### EXERCISE TASK
Your task is to repeat the lines below exactly, excluding any pictures they contain.

### GIVEN DATA
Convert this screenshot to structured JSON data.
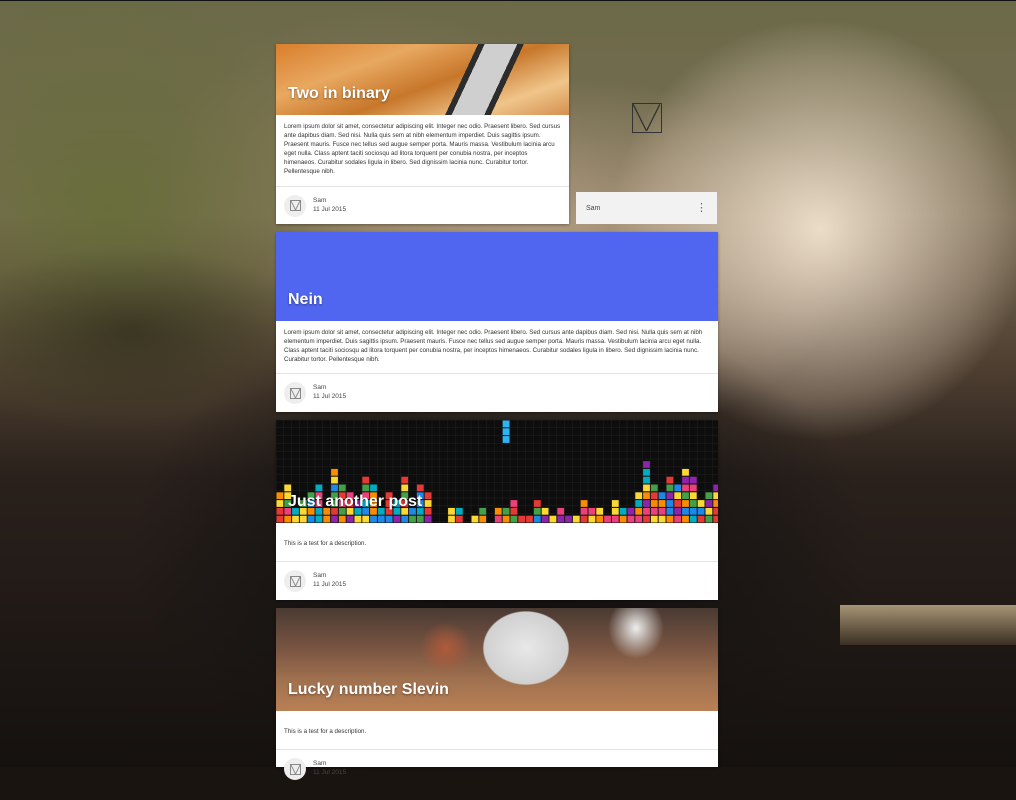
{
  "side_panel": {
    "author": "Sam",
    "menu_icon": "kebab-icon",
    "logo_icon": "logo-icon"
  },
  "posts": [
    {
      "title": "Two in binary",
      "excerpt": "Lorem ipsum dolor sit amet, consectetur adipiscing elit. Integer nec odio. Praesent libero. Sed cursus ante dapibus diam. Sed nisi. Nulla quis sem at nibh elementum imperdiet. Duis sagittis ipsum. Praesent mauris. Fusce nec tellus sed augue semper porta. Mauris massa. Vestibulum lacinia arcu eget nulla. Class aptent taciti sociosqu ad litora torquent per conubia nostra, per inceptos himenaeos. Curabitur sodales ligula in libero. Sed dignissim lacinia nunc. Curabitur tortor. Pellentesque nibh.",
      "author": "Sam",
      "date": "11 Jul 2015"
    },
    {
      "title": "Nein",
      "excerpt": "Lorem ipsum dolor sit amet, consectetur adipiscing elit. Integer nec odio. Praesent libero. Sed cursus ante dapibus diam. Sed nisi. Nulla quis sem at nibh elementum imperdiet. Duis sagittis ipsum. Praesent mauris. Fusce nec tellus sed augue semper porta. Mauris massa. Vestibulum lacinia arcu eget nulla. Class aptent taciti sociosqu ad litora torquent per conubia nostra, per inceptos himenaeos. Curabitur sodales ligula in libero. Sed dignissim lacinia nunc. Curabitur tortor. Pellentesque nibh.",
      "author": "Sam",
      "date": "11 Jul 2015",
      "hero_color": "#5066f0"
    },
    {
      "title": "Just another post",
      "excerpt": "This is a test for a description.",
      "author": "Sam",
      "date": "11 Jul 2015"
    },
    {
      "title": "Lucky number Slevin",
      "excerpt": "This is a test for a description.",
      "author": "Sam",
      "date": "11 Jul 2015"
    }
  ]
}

### FINAL RESULT
Convert this screenshot to structured JSON data.
{
  "side_panel": {
    "author": "Sam",
    "menu_icon": "kebab-icon",
    "logo_icon": "logo-icon"
  },
  "posts": [
    {
      "title": "Two in binary",
      "excerpt": "Lorem ipsum dolor sit amet, consectetur adipiscing elit. Integer nec odio. Praesent libero. Sed cursus ante dapibus diam. Sed nisi. Nulla quis sem at nibh elementum imperdiet. Duis sagittis ipsum. Praesent mauris. Fusce nec tellus sed augue semper porta. Mauris massa. Vestibulum lacinia arcu eget nulla. Class aptent taciti sociosqu ad litora torquent per conubia nostra, per inceptos himenaeos. Curabitur sodales ligula in libero. Sed dignissim lacinia nunc. Curabitur tortor. Pellentesque nibh.",
      "author": "Sam",
      "date": "11 Jul 2015"
    },
    {
      "title": "Nein",
      "excerpt": "Lorem ipsum dolor sit amet, consectetur adipiscing elit. Integer nec odio. Praesent libero. Sed cursus ante dapibus diam. Sed nisi. Nulla quis sem at nibh elementum imperdiet. Duis sagittis ipsum. Praesent mauris. Fusce nec tellus sed augue semper porta. Mauris massa. Vestibulum lacinia arcu eget nulla. Class aptent taciti sociosqu ad litora torquent per conubia nostra, per inceptos himenaeos. Curabitur sodales ligula in libero. Sed dignissim lacinia nunc. Curabitur tortor. Pellentesque nibh.",
      "author": "Sam",
      "date": "11 Jul 2015",
      "hero_color": "#5066f0"
    },
    {
      "title": "Just another post",
      "excerpt": "This is a test for a description.",
      "author": "Sam",
      "date": "11 Jul 2015"
    },
    {
      "title": "Lucky number Slevin",
      "excerpt": "This is a test for a description.",
      "author": "Sam",
      "date": "11 Jul 2015"
    }
  ]
}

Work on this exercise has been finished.